'''

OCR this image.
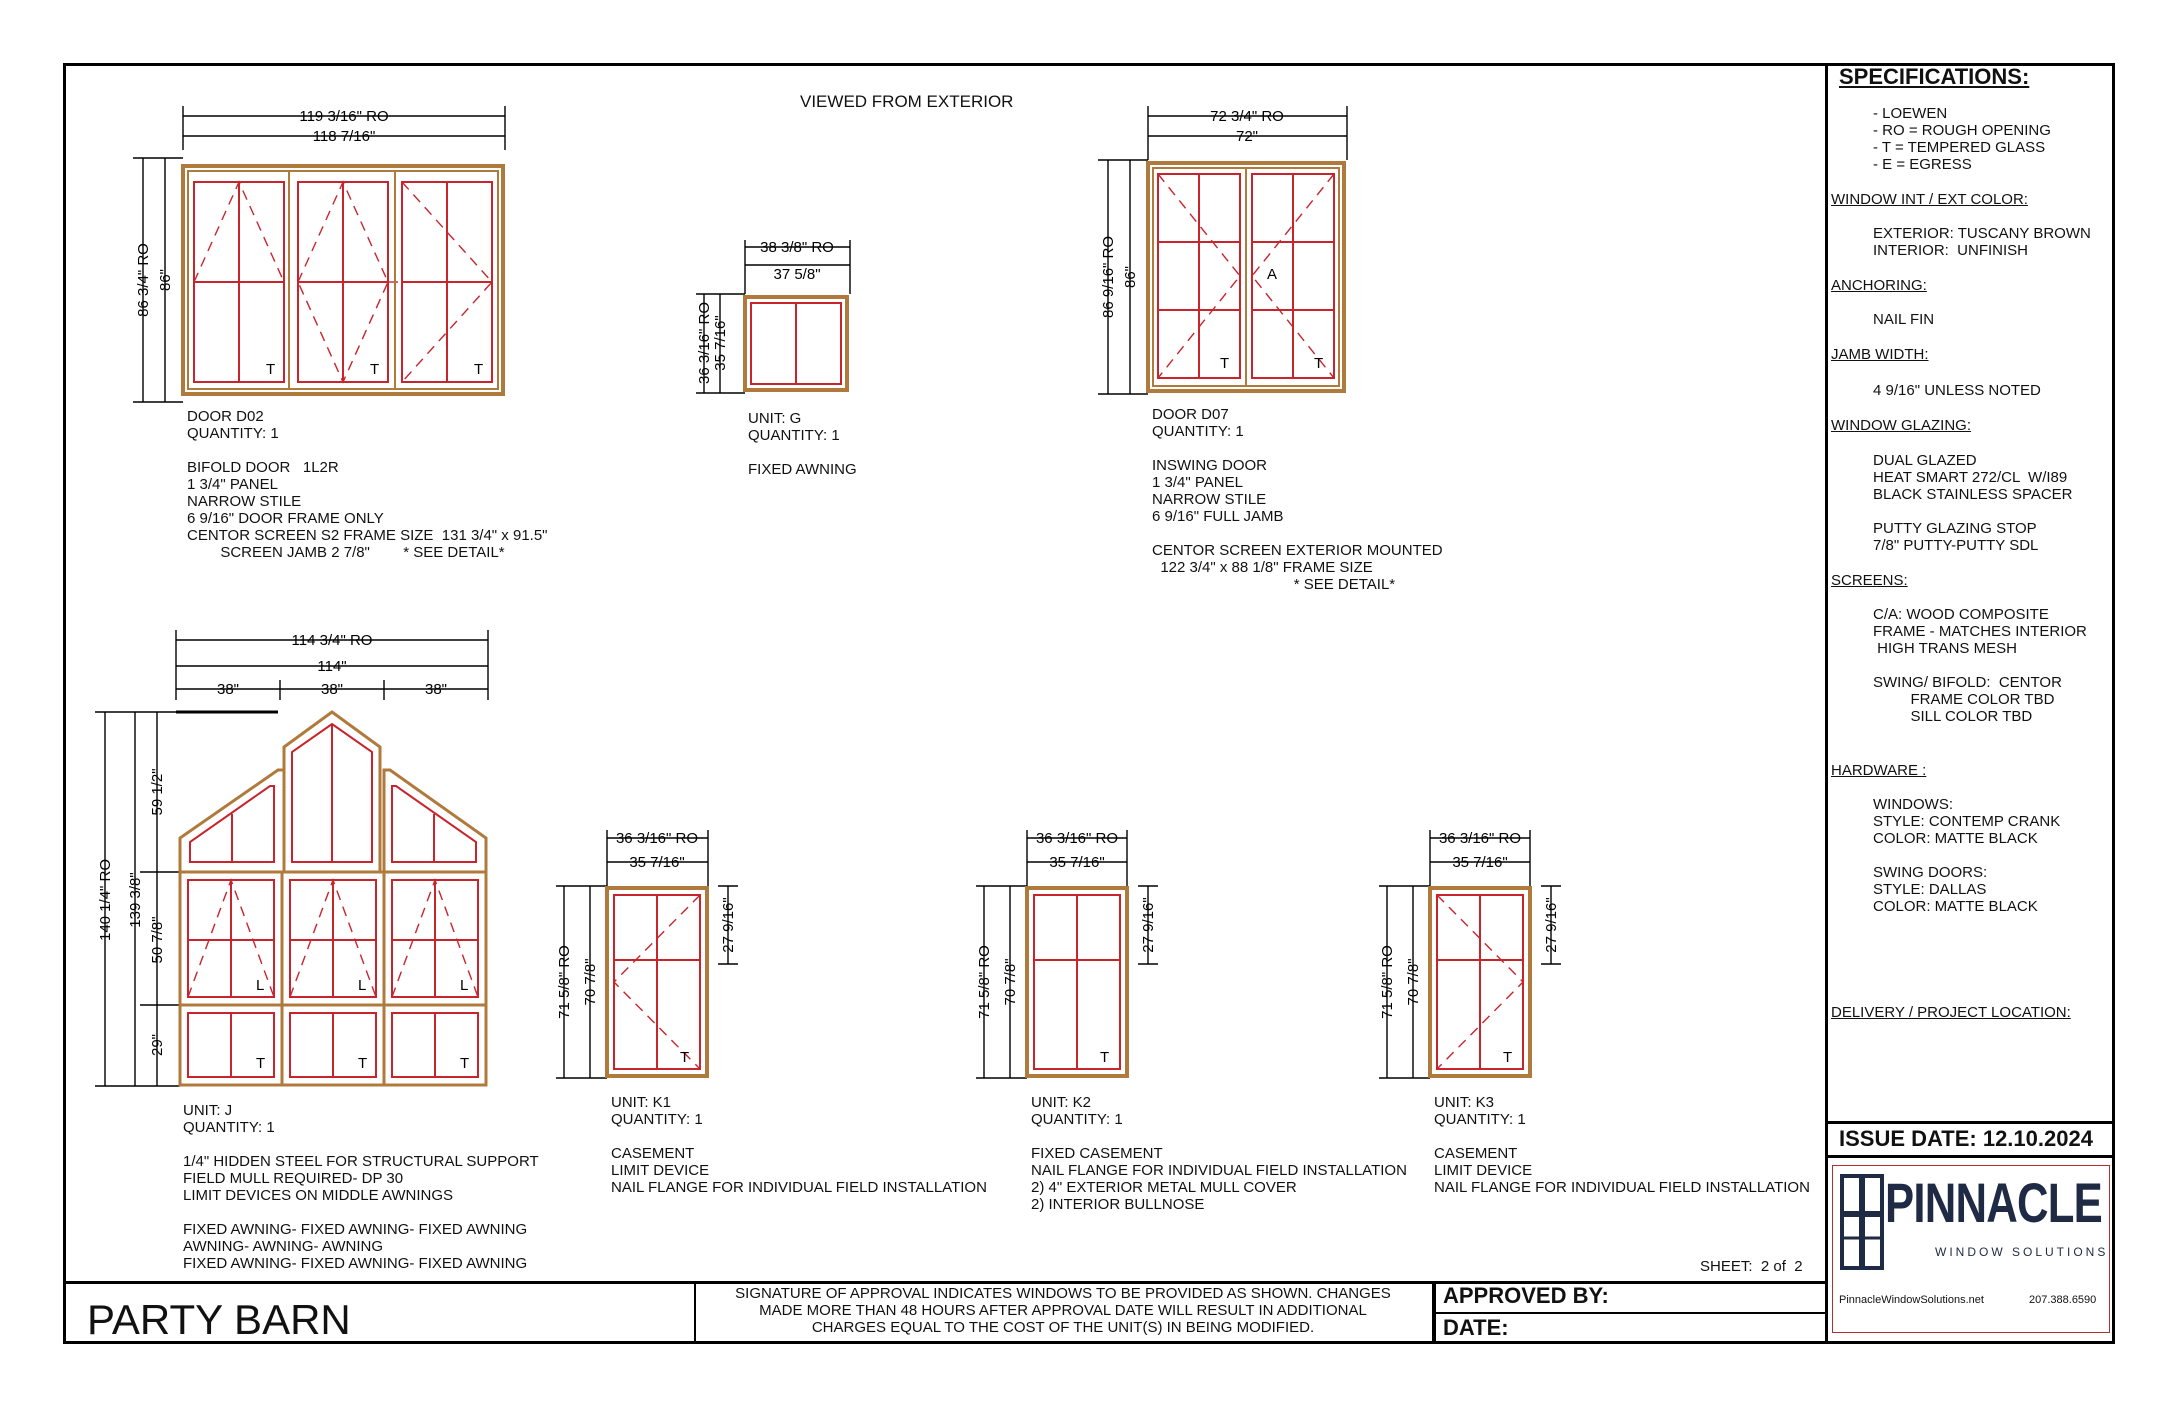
VIEWED FROM EXTERIOR
119 3/16" RO
118 7/16"
86 3/4" RO 86"
T	T	T
38 3/8" RO
37 5/8"
36 3/16" RO 35 7/16"
72 3/4" RO
72"
86 9/16" RO 86"
T
A
T
114 3/4" RO
114"
38"	38"	38"
140 1/4" RO 139 3/8"
59 1/2"
50 7/8"
29"
L	L	L
T	T	T
36 3/16" RO
35 7/16"
71 5/8" RO 70 7/8"
27 9/16"
T
36 3/16" RO
35 7/16"
71 5/8" RO 70 7/8"
27 9/16"
T
36 3/16" RO
35 7/16"
71 5/8" RO 70 7/8"
27 9/16"
T
DOOR D02
QUANTITY: 1

BIFOLD DOOR   1L2R
1 3/4" PANEL
NARROW STILE
6 9/16" DOOR FRAME ONLY
CENTOR SCREEN S2 FRAME SIZE  131 3/4" x 91.5"
SCREEN JAMB 2 7/8"        * SEE DETAIL*
UNIT: G
QUANTITY: 1

FIXED AWNING
DOOR D07
QUANTITY: 1

INSWING DOOR
1 3/4" PANEL
NARROW STILE
6 9/16" FULL JAMB

CENTOR SCREEN EXTERIOR MOUNTED
122 3/4" x 88 1/8" FRAME SIZE
* SEE DETAIL*
UNIT: J
QUANTITY: 1

1/4" HIDDEN STEEL FOR STRUCTURAL SUPPORT
FIELD MULL REQUIRED- DP 30
LIMIT DEVICES ON MIDDLE AWNINGS

FIXED AWNING- FIXED AWNING- FIXED AWNING
AWNING- AWNING- AWNING
FIXED AWNING- FIXED AWNING- FIXED AWNING
UNIT: K1
QUANTITY: 1

CASEMENT
LIMIT DEVICE
NAIL FLANGE FOR INDIVIDUAL FIELD INSTALLATION
UNIT: K2
QUANTITY: 1

FIXED CASEMENT
NAIL FLANGE FOR INDIVIDUAL FIELD INSTALLATION
2) 4" EXTERIOR METAL MULL COVER
2) INTERIOR BULLNOSE
UNIT: K3
QUANTITY: 1

CASEMENT
LIMIT DEVICE
NAIL FLANGE FOR INDIVIDUAL FIELD INSTALLATION
SPECIFICATIONS:
- LOEWEN
- RO = ROUGH OPENING
- T = TEMPERED GLASS
- E = EGRESS
WINDOW INT / EXT COLOR:
EXTERIOR: TUSCANY BROWN
INTERIOR:  UNFINISH
ANCHORING:
NAIL FIN
JAMB WIDTH:
4 9/16" UNLESS NOTED
WINDOW GLAZING:
DUAL GLAZED
HEAT SMART 272/CL  W/I89
BLACK STAINLESS SPACER

PUTTY GLAZING STOP
7/8" PUTTY-PUTTY SDL
SCREENS:
C/A: WOOD COMPOSITE
FRAME - MATCHES INTERIOR
HIGH TRANS MESH

SWING/ BIFOLD:  CENTOR
FRAME COLOR TBD
SILL COLOR TBD
HARDWARE :
WINDOWS:
STYLE: CONTEMP CRANK
COLOR: MATTE BLACK

SWING DOORS:
STYLE: DALLAS
COLOR: MATTE BLACK
DELIVERY / PROJECT LOCATION:
ISSUE DATE: 12.10.2024
PINNACLE
WINDOW SOLUTIONS
PinnacleWindowSolutions.net	207.388.6590
SHEET:  2 of  2
PARTY BARN
SIGNATURE OF APPROVAL INDICATES WINDOWS TO BE PROVIDED AS SHOWN. CHANGES
MADE MORE THAN 48 HOURS AFTER APPROVAL DATE WILL RESULT IN ADDITIONAL
CHARGES EQUAL TO THE COST OF THE UNIT(S) IN BEING MODIFIED.
APPROVED BY:
DATE:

'''

Write the records above out again exactly, with no pictures in your copy.

OCR this image.
VIEWED FROM EXTERIOR
119 3/16" RO
118 7/16"
86 3/4" RO 86"
T	T	T
38 3/8" RO
37 5/8"
36 3/16" RO 35 7/16"
72 3/4" RO
72"
86 9/16" RO 86"
T
A
T
114 3/4" RO
114"
38"	38"	38"
140 1/4" RO 139 3/8"
59 1/2"
50 7/8"
29"
L	L	L
T	T	T
36 3/16" RO
35 7/16"
71 5/8" RO 70 7/8"
27 9/16"
T
36 3/16" RO
35 7/16"
71 5/8" RO 70 7/8"
27 9/16"
T
36 3/16" RO
35 7/16"
71 5/8" RO 70 7/8"
27 9/16"
T
DOOR D02
QUANTITY: 1

BIFOLD DOOR   1L2R
1 3/4" PANEL
NARROW STILE
6 9/16" DOOR FRAME ONLY
CENTOR SCREEN S2 FRAME SIZE  131 3/4" x 91.5"
SCREEN JAMB 2 7/8"        * SEE DETAIL*
UNIT: G
QUANTITY: 1

FIXED AWNING
DOOR D07
QUANTITY: 1

INSWING DOOR
1 3/4" PANEL
NARROW STILE
6 9/16" FULL JAMB

CENTOR SCREEN EXTERIOR MOUNTED
122 3/4" x 88 1/8" FRAME SIZE
* SEE DETAIL*
UNIT: J
QUANTITY: 1

1/4" HIDDEN STEEL FOR STRUCTURAL SUPPORT
FIELD MULL REQUIRED- DP 30
LIMIT DEVICES ON MIDDLE AWNINGS

FIXED AWNING- FIXED AWNING- FIXED AWNING
AWNING- AWNING- AWNING
FIXED AWNING- FIXED AWNING- FIXED AWNING
UNIT: K1
QUANTITY: 1

CASEMENT
LIMIT DEVICE
NAIL FLANGE FOR INDIVIDUAL FIELD INSTALLATION
UNIT: K2
QUANTITY: 1

FIXED CASEMENT
NAIL FLANGE FOR INDIVIDUAL FIELD INSTALLATION
2) 4" EXTERIOR METAL MULL COVER
2) INTERIOR BULLNOSE
UNIT: K3
QUANTITY: 1

CASEMENT
LIMIT DEVICE
NAIL FLANGE FOR INDIVIDUAL FIELD INSTALLATION
SPECIFICATIONS:
- LOEWEN
- RO = ROUGH OPENING
- T = TEMPERED GLASS
- E = EGRESS
WINDOW INT / EXT COLOR:
EXTERIOR: TUSCANY BROWN
INTERIOR:  UNFINISH
ANCHORING:
NAIL FIN
JAMB WIDTH:
4 9/16" UNLESS NOTED
WINDOW GLAZING:
DUAL GLAZED
HEAT SMART 272/CL  W/I89
BLACK STAINLESS SPACER

PUTTY GLAZING STOP
7/8" PUTTY-PUTTY SDL
SCREENS:
C/A: WOOD COMPOSITE
FRAME - MATCHES INTERIOR
HIGH TRANS MESH

SWING/ BIFOLD:  CENTOR
FRAME COLOR TBD
SILL COLOR TBD
HARDWARE :
WINDOWS:
STYLE: CONTEMP CRANK
COLOR: MATTE BLACK

SWING DOORS:
STYLE: DALLAS
COLOR: MATTE BLACK
DELIVERY / PROJECT LOCATION:
ISSUE DATE: 12.10.2024
PINNACLE
WINDOW SOLUTIONS
PinnacleWindowSolutions.net	207.388.6590
SHEET:  2 of  2
PARTY BARN
SIGNATURE OF APPROVAL INDICATES WINDOWS TO BE PROVIDED AS SHOWN. CHANGES
MADE MORE THAN 48 HOURS AFTER APPROVAL DATE WILL RESULT IN ADDITIONAL
CHARGES EQUAL TO THE COST OF THE UNIT(S) IN BEING MODIFIED.
APPROVED BY:
DATE:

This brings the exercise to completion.